-- Problem to work on --
Extract, from the records beneath this instruction, each line that contains the word "skill".

-- Records to process --
........

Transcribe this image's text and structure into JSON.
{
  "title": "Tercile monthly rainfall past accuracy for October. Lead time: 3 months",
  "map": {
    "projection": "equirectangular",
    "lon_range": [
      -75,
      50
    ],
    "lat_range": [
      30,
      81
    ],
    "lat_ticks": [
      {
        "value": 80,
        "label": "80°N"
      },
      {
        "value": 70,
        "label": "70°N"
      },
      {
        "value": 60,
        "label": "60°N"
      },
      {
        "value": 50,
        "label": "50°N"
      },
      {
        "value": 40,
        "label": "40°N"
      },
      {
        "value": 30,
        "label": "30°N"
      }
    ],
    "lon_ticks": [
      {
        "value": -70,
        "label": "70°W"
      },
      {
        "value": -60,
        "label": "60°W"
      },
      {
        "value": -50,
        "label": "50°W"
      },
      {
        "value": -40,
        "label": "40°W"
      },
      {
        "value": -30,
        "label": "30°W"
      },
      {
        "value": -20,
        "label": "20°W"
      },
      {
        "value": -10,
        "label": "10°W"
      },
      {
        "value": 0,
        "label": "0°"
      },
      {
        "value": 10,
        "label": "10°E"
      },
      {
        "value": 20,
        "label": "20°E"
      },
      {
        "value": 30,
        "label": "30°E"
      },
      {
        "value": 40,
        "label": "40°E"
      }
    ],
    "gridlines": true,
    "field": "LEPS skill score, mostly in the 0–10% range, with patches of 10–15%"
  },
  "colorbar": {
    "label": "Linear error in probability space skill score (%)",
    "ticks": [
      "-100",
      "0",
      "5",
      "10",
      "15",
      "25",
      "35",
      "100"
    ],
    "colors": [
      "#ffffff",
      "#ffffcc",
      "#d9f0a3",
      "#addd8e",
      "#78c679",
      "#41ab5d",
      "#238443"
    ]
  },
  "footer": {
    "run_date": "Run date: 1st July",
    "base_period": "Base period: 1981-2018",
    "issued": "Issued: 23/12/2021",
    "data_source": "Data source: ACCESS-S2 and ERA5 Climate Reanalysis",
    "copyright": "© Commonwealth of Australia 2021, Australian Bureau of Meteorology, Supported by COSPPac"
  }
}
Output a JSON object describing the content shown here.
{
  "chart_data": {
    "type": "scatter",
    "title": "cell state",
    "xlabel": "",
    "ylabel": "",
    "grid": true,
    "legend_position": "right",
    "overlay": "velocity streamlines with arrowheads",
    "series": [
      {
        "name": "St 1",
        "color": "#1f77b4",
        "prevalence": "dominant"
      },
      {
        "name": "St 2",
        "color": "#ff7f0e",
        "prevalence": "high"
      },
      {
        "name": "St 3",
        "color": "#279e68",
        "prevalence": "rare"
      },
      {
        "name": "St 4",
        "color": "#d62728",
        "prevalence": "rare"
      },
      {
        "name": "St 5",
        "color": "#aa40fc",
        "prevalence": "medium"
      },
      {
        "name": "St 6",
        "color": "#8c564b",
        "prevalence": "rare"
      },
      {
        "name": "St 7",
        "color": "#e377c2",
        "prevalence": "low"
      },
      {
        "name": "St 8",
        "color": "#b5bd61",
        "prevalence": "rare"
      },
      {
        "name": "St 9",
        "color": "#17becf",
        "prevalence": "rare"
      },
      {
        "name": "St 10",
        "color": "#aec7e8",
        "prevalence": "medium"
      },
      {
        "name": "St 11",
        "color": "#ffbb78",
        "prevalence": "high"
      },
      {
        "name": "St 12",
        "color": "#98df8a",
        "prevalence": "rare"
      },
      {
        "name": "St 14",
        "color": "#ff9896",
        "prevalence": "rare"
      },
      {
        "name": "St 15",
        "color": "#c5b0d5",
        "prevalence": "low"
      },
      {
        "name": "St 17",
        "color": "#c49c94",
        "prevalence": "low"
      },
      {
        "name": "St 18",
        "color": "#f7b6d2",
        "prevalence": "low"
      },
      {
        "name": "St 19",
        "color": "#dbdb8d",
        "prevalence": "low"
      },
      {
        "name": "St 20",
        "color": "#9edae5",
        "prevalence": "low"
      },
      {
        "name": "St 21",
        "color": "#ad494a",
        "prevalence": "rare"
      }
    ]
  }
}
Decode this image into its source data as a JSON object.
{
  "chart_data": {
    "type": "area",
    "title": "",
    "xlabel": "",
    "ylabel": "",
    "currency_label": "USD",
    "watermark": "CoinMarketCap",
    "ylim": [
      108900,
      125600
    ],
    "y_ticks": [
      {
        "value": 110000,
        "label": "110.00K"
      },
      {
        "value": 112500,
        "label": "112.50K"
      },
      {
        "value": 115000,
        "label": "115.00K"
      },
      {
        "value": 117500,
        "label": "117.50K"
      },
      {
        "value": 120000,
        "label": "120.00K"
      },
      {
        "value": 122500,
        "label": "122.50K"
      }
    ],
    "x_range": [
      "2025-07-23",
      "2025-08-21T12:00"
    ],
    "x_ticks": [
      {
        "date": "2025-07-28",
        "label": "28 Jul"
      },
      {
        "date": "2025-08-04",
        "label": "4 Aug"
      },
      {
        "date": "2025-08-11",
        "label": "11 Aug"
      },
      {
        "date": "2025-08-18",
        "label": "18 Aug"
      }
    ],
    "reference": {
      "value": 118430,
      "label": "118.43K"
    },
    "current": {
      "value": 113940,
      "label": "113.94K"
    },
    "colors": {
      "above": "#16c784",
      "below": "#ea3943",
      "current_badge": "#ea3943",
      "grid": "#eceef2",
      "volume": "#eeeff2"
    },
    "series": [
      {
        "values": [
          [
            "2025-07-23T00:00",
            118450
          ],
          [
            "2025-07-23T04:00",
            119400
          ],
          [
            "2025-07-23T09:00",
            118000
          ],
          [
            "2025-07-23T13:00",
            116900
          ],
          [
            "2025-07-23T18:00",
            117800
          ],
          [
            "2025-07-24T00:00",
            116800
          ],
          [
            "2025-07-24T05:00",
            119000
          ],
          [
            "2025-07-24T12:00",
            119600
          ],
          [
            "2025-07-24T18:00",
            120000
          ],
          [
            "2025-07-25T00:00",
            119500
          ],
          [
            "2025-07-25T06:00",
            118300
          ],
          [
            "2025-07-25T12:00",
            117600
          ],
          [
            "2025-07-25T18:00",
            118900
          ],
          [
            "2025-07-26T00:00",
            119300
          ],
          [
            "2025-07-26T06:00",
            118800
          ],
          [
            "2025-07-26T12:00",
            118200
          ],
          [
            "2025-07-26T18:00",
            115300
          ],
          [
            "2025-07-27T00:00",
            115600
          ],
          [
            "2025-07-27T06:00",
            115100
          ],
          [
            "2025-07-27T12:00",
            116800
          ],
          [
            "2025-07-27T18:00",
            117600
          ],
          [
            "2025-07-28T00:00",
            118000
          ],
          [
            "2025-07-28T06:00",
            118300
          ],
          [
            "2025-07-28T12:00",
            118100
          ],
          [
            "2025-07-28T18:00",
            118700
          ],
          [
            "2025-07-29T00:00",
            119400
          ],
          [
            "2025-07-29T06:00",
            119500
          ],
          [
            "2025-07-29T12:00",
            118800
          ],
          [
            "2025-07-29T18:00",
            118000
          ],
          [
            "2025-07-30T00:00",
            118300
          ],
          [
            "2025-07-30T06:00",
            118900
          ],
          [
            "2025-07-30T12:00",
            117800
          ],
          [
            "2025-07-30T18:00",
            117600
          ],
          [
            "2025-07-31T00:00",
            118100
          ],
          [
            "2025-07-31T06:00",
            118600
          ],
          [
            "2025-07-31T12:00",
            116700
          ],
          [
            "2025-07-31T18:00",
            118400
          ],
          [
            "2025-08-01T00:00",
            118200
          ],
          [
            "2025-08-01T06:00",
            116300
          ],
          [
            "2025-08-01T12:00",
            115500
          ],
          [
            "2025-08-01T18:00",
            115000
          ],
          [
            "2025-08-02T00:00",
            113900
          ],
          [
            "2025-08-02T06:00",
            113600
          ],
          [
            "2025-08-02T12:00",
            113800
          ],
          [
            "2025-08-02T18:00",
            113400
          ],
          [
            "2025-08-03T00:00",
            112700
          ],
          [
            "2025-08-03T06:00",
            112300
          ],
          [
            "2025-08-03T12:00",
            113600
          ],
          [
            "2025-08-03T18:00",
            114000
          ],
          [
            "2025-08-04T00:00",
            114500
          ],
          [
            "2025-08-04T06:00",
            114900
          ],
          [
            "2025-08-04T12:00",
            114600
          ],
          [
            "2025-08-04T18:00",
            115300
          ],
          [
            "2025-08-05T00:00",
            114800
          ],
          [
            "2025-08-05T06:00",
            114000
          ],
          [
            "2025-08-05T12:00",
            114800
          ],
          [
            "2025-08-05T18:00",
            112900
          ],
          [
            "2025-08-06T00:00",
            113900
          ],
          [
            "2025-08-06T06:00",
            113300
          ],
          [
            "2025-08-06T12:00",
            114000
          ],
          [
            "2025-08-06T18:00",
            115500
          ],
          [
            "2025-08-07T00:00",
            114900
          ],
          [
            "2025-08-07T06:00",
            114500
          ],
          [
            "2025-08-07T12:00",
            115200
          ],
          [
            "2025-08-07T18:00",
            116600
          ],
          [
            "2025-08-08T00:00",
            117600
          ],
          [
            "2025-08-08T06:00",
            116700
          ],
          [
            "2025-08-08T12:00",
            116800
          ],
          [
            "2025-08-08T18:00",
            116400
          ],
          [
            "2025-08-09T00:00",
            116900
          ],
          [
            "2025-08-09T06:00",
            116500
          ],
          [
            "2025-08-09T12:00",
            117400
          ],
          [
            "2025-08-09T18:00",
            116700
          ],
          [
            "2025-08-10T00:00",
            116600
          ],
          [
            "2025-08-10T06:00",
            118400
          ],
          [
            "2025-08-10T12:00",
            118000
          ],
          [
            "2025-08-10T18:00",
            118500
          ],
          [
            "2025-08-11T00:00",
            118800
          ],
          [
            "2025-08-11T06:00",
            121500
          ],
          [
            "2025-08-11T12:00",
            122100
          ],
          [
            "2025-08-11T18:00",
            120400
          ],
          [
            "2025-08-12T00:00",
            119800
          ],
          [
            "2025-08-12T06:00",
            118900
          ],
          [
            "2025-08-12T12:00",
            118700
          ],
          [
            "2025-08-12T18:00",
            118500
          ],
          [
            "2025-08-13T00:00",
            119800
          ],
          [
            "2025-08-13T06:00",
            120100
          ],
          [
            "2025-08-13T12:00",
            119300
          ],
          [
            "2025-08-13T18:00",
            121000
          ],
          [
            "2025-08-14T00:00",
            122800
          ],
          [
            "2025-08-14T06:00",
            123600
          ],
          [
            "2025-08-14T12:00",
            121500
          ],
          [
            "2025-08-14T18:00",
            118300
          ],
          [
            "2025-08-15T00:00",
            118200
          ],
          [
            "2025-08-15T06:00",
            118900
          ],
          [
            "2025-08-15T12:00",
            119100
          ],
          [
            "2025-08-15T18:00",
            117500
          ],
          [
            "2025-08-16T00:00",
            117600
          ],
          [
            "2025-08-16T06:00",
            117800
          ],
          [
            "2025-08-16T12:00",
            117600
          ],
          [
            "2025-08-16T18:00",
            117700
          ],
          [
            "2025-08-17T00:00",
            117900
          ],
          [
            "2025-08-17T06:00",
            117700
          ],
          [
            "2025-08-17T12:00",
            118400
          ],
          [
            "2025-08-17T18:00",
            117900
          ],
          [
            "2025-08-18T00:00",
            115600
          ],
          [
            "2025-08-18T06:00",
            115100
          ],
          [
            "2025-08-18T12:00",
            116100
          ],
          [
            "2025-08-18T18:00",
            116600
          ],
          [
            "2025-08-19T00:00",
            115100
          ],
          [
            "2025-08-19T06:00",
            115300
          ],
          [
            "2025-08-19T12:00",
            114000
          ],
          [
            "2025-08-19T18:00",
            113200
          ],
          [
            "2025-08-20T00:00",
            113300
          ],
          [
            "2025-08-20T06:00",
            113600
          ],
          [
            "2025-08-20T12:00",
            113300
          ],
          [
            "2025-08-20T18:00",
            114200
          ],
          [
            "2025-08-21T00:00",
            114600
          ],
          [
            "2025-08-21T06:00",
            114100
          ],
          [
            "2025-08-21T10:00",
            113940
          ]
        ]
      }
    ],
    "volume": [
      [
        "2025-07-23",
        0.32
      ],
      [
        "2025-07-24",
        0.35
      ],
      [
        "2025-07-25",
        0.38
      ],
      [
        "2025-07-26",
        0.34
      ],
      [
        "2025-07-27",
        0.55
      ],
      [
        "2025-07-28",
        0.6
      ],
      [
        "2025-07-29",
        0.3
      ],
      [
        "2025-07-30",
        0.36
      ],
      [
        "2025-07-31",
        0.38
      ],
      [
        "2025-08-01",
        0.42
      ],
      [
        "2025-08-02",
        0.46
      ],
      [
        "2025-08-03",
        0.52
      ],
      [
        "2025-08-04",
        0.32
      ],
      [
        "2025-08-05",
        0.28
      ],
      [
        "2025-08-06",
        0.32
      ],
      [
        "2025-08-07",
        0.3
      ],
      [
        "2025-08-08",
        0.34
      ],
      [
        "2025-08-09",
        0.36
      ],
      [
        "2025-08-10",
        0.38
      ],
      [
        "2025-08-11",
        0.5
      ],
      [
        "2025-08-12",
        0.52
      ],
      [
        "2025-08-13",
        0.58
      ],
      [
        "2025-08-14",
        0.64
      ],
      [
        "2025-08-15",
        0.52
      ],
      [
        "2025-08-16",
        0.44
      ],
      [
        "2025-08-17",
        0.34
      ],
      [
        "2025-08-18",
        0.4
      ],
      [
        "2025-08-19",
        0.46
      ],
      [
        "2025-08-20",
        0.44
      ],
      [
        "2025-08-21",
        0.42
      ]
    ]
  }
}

........

-- The reply --
    "field": "LEPS skill score, mostly in the 0–10% range, with patches of 10–15%"
    "label": "Linear error in probability space skill score (%)",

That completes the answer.